* **実施する作業**:
(1) 映画紹介文について、次の問いに答えてください。
(a) この映画と少し違うと述べられている、前述の映画の題名は何ですか。
(b) 主人公の男はどのような立場の人物ですか。
(c) 男は女をどこに身売りさせましたか。
(2) 映画紹介文を、最後の文の直後から書き継いでください。

* **引用文**:
::::::

これも娼婦絡みの映画。どうしてそんな映画ばかり観るのか、とか聞いてはいけない。僕だって高校球児の爽やかな涙を見遣りながらコレ書いていて、自分が少し心配になっていたりするのだから。・・・さてこの映画、前述の「歓楽通り」とは少し違う。いやだいぶ違う。主人公はヤクザの男。街で見かけた女子大生に一目惚れをしてしまうが、鼻も引っかけて貰えない。考えた男は女を罠にかけ、自分が面倒を見ている売春宿に身売りさせるのである。そうやって女を身近に置く事に成功する男だが、彼の苦悩はそこから始まる。初めて客を取らされ泣き叫ぶ女を目の当たりにして、居ても立っても居られずに客を叩き出したり、女に暴力を奮おうとする客を袋叩きにしたりするが、女を売春婦にしてしまったのは自分である。何れ女は客を取る事になる。客に買われ、子分にまで買われる女を男は見つめ続ける。たった一言の言葉も発せずに。

::::::

* **提供資料**:
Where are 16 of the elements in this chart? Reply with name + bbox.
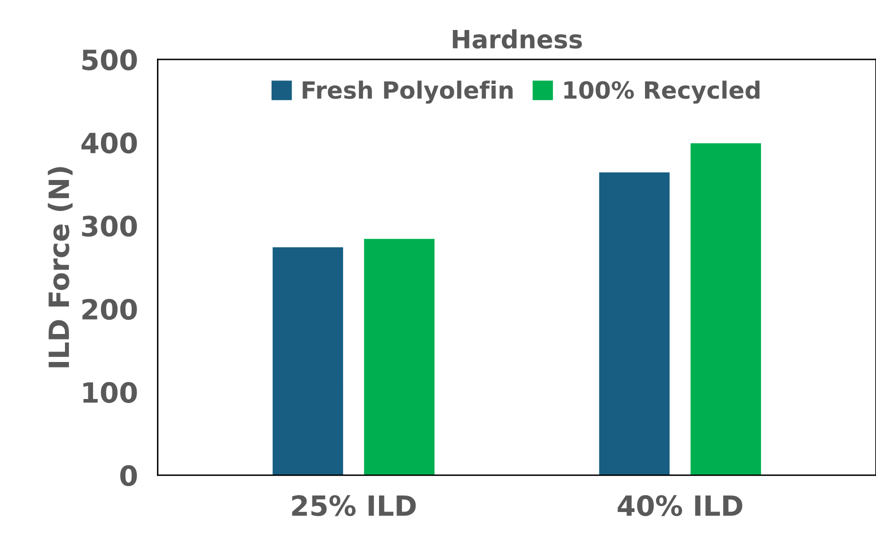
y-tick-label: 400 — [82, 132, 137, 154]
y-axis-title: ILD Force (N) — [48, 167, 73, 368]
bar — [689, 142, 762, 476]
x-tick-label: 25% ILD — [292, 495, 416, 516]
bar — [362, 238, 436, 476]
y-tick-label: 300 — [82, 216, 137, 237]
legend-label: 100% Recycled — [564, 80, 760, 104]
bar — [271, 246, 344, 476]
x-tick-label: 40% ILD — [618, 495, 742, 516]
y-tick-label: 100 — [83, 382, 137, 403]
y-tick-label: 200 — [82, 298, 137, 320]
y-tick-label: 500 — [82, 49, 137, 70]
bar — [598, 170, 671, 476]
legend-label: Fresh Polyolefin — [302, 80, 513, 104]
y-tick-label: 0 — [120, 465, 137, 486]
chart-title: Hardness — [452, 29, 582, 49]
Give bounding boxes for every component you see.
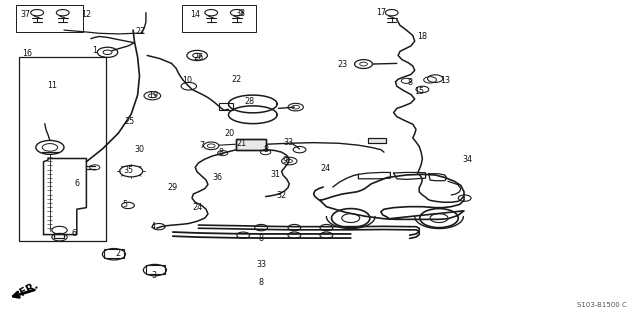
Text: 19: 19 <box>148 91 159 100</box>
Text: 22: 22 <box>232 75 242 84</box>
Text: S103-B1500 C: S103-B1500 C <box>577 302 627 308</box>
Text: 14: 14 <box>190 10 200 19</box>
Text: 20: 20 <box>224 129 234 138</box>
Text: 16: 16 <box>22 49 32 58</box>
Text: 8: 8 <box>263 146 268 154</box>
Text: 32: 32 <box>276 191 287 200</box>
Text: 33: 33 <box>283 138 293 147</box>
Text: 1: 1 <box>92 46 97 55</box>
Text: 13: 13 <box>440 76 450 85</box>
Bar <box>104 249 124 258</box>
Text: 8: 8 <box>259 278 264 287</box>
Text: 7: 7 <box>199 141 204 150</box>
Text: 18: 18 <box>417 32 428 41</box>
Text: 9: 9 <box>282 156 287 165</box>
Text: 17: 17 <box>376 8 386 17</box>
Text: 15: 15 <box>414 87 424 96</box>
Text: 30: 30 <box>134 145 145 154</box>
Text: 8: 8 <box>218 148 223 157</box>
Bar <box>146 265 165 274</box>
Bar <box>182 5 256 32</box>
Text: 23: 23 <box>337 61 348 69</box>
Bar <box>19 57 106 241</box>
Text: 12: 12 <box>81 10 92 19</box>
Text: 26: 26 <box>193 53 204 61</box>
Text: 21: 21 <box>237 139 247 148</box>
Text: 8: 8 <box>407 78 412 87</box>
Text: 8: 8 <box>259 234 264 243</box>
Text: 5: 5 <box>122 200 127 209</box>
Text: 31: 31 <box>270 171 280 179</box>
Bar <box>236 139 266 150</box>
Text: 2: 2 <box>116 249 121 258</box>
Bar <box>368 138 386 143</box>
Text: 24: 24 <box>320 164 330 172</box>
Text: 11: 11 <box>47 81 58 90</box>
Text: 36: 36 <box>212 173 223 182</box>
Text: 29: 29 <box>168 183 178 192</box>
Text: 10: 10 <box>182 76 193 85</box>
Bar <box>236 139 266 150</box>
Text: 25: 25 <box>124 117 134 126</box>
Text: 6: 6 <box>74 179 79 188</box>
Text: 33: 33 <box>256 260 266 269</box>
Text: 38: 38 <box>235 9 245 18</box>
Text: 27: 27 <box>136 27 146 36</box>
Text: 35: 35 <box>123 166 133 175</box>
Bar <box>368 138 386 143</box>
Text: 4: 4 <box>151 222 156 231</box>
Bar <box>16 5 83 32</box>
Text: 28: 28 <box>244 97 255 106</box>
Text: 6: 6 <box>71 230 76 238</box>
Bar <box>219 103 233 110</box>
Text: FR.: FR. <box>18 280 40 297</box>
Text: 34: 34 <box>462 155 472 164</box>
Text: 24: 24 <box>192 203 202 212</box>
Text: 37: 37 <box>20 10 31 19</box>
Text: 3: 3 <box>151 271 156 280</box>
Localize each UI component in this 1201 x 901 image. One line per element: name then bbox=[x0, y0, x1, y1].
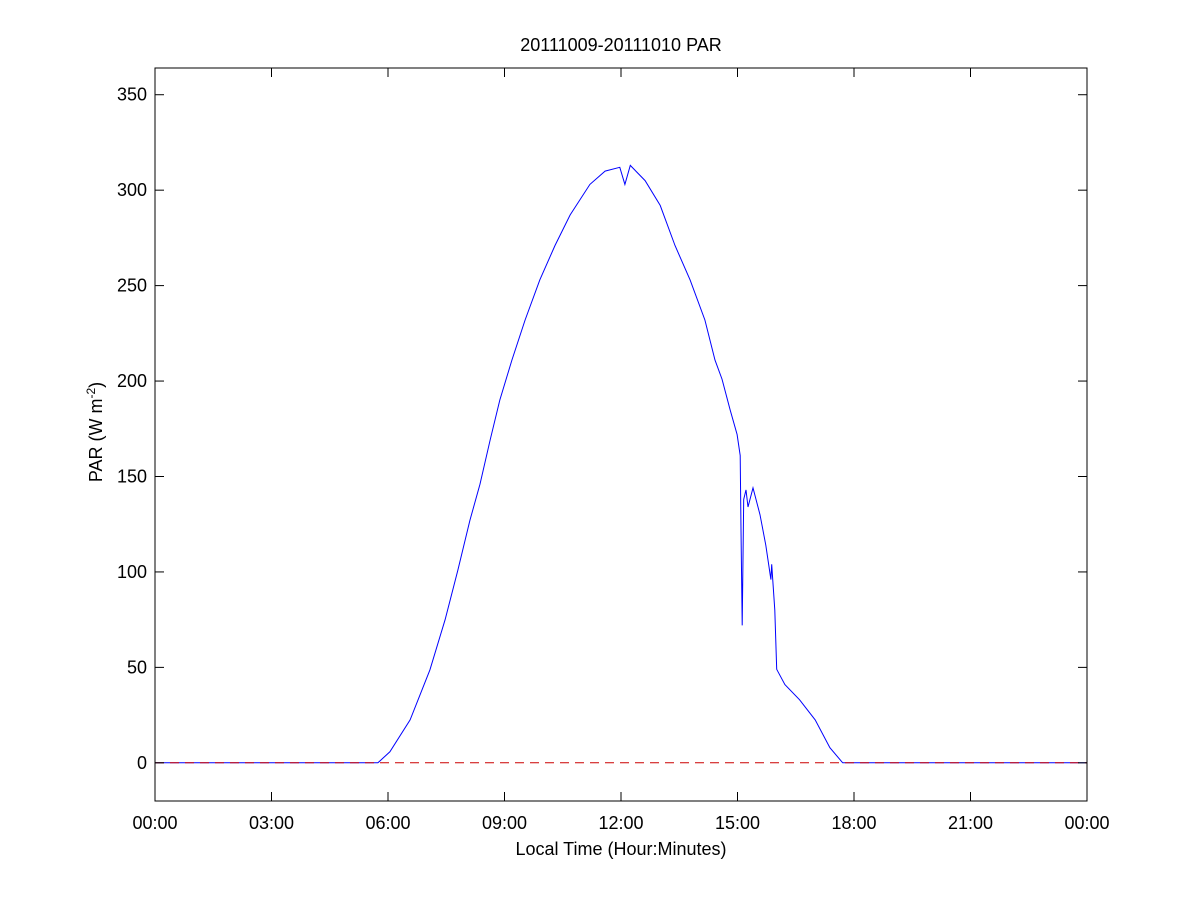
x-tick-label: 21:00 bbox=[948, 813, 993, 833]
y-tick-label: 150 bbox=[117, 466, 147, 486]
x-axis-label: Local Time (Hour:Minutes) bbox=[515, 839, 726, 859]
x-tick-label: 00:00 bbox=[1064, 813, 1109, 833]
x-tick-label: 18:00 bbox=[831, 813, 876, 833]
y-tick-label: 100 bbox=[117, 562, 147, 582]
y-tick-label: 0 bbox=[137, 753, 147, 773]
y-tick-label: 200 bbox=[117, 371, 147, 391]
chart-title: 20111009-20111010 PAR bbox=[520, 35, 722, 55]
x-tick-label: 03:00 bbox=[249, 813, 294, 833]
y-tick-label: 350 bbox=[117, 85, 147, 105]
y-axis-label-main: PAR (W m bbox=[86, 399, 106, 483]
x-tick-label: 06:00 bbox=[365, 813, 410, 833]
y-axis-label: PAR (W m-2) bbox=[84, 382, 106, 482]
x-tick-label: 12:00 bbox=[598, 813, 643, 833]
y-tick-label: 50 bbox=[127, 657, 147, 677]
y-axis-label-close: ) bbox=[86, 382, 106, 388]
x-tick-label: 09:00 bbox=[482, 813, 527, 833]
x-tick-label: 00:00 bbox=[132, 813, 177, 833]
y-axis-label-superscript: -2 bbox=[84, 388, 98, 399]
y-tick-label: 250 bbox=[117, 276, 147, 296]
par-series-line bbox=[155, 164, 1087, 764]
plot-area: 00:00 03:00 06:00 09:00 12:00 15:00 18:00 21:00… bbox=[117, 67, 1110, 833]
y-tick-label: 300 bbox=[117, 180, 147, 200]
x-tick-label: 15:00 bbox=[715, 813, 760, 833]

::::::

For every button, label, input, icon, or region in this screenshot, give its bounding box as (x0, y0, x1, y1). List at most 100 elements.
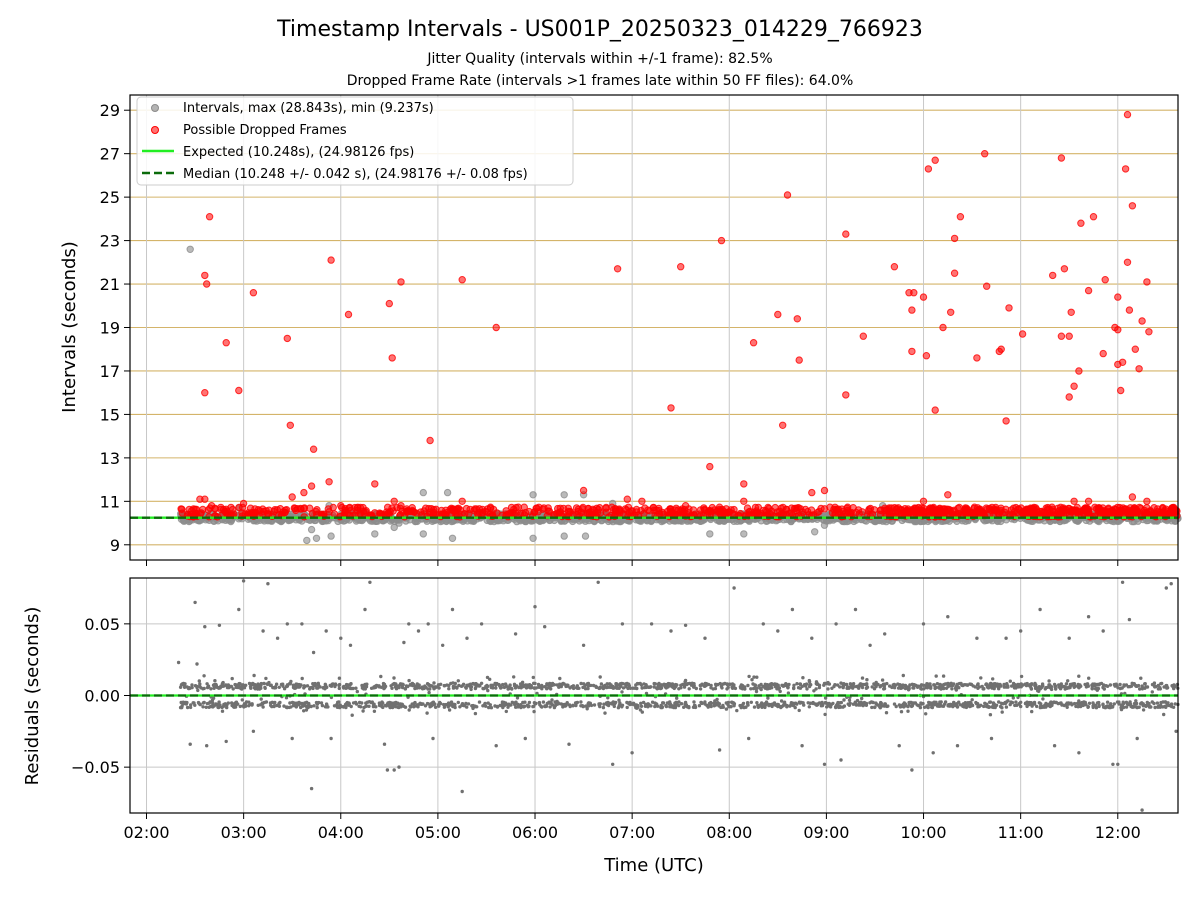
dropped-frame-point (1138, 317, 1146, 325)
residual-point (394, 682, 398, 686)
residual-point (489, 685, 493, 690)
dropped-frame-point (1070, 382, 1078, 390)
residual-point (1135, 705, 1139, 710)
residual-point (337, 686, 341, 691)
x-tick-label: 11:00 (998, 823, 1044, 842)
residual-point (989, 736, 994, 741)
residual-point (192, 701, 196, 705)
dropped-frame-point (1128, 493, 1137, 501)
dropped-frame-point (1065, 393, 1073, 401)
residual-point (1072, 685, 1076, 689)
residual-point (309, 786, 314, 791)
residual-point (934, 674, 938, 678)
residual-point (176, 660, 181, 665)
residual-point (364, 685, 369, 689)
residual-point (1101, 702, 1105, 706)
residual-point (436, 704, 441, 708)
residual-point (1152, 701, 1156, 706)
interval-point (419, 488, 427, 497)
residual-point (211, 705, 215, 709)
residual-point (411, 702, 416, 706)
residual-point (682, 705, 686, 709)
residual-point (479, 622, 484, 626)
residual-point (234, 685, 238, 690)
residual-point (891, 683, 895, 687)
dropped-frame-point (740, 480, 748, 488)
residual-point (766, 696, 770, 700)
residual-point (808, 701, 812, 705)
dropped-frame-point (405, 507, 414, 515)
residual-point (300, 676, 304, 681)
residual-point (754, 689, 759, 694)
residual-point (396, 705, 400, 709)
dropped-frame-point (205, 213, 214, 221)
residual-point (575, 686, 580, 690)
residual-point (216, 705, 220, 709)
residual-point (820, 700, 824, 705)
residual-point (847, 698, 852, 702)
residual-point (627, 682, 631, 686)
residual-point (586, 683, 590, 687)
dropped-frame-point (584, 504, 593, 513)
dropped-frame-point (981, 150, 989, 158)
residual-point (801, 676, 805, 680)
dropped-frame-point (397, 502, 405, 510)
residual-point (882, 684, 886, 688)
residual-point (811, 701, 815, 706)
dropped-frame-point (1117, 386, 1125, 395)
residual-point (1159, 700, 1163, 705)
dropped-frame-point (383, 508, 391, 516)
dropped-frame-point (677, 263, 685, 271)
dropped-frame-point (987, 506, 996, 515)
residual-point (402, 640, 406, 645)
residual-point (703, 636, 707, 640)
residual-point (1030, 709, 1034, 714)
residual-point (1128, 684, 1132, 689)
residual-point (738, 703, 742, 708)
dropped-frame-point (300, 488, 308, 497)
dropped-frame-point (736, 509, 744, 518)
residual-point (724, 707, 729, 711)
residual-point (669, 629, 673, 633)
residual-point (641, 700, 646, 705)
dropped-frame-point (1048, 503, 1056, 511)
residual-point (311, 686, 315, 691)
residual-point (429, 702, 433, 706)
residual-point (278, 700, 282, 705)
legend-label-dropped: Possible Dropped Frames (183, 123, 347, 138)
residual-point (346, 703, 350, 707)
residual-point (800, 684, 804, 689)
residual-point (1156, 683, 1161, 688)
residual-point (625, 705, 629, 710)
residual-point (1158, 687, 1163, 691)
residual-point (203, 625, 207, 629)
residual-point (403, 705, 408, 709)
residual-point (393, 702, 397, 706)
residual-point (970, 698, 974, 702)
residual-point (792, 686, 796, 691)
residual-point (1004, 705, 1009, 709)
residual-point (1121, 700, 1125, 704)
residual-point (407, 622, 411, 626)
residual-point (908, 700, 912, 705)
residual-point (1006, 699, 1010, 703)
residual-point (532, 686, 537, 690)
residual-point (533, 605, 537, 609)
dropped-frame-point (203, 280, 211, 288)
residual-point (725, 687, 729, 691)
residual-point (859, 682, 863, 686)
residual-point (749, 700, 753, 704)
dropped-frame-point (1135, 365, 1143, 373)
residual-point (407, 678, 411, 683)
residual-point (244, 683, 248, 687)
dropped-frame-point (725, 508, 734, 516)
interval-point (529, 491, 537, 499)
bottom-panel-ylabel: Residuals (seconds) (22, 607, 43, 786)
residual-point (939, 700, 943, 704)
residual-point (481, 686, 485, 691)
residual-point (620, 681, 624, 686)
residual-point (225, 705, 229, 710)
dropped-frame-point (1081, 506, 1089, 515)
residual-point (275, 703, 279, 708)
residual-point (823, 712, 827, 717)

::::::

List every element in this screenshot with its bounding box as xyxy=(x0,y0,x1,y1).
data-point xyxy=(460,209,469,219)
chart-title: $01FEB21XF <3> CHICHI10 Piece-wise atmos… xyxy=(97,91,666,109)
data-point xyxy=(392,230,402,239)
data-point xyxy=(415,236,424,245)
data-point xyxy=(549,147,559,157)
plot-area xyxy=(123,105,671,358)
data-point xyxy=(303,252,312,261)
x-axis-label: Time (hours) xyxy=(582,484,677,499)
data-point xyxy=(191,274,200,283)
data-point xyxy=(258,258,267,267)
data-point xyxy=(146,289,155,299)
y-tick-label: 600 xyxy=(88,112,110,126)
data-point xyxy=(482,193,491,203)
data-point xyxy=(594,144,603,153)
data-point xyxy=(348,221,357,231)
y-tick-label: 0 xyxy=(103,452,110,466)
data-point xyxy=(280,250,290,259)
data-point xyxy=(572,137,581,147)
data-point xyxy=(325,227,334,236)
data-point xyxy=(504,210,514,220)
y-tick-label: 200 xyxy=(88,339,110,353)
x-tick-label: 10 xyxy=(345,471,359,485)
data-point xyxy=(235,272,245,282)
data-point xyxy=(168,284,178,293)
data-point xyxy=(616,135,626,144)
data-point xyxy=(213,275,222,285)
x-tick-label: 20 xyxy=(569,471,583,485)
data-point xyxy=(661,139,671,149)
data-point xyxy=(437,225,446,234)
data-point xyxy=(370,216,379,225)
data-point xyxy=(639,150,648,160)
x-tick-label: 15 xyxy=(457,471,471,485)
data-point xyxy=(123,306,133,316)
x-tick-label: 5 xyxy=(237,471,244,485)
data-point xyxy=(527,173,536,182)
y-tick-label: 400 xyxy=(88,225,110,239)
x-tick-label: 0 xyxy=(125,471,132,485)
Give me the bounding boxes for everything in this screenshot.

::::::

* **最終回答**:
(1)
(a) 「歓楽通り」です。
(b) ヤクザの男です。
(c) 男が面倒を見ている売春宿です。

(2)
実はこの主人公、全然喋らない。唯一、一場面だけ喋る。その台詞はこの映画の根底に流れる、男の思いを吐き出すものであるが、それさえギドク監督はもまともには喋らせない。簡単には感動なんかさせては貰えないのである。そんなところが私はいたく気に入りました。それと、ジャケット画像にもあるような売春宿の毒々しい原色の照明が美しく、さすが韓国人は原色の使い方が巧いなあ、とか思いました。これのポスターとか無いかな。劇中でエゴン・シーレの画集が突然登場するので何かと思えば、ギドク監督はパリで絵を描いて暮らしていた事があるそうな。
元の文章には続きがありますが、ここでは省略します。